» DATA LISTING:
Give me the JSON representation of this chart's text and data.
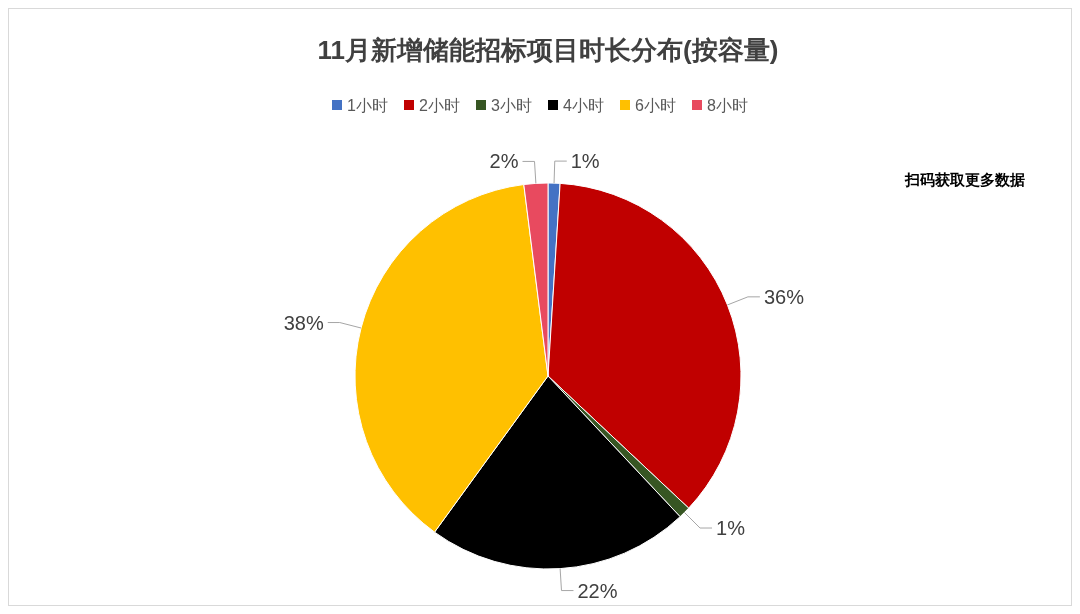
{
  "chart_data": {
    "type": "pie",
    "title": "11月新增储能招标项目时长分布(按容量)",
    "categories": [
      "1小时",
      "2小时",
      "3小时",
      "4小时",
      "6小时",
      "8小时"
    ],
    "values": [
      1,
      36,
      1,
      22,
      38,
      2
    ],
    "value_labels": [
      "1%",
      "36%",
      "1%",
      "22%",
      "38%",
      "2%"
    ],
    "colors": [
      "#4472c4",
      "#c00000",
      "#375623",
      "#000000",
      "#ffc000",
      "#e84a5f"
    ],
    "legend": "top",
    "annotations": [
      "扫码获取更多数据"
    ]
  }
}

» SET PROBLEM:
Retype all entries exactly as they appear, dropping the images.

» EXERCISE OUTPUT:
Give me the JSON representation of this chart's text and data.
{
  "chart_data": {
    "type": "pie",
    "title": "11月新增储能招标项目时长分布(按容量)",
    "categories": [
      "1小时",
      "2小时",
      "3小时",
      "4小时",
      "6小时",
      "8小时"
    ],
    "values": [
      1,
      36,
      1,
      22,
      38,
      2
    ],
    "value_labels": [
      "1%",
      "36%",
      "1%",
      "22%",
      "38%",
      "2%"
    ],
    "colors": [
      "#4472c4",
      "#c00000",
      "#375623",
      "#000000",
      "#ffc000",
      "#e84a5f"
    ],
    "legend": "top",
    "annotations": [
      "扫码获取更多数据"
    ]
  }
}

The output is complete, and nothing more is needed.